- **Exercise**
Each line holding the word "title" counts once; give the total and nothing more.

- **Supplied data**
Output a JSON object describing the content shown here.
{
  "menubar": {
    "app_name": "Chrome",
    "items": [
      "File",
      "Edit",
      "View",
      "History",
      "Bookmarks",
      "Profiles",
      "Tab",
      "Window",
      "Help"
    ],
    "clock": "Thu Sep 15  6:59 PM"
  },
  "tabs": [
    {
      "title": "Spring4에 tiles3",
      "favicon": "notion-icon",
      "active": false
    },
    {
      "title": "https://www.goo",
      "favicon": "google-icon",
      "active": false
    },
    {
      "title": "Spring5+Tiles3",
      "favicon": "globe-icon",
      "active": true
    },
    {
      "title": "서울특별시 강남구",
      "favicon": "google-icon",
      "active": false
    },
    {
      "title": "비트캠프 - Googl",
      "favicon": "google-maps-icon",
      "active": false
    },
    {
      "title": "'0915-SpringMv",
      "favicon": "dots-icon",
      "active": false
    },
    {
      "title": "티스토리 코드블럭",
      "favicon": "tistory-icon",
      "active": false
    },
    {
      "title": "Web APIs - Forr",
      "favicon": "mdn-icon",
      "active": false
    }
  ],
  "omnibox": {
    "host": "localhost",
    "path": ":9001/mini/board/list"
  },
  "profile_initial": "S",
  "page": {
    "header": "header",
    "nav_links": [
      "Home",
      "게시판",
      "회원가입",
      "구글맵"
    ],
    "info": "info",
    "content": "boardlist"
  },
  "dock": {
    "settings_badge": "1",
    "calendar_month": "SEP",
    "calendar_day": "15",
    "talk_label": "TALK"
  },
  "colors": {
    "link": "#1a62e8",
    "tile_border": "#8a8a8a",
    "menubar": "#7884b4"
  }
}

- **Result**
8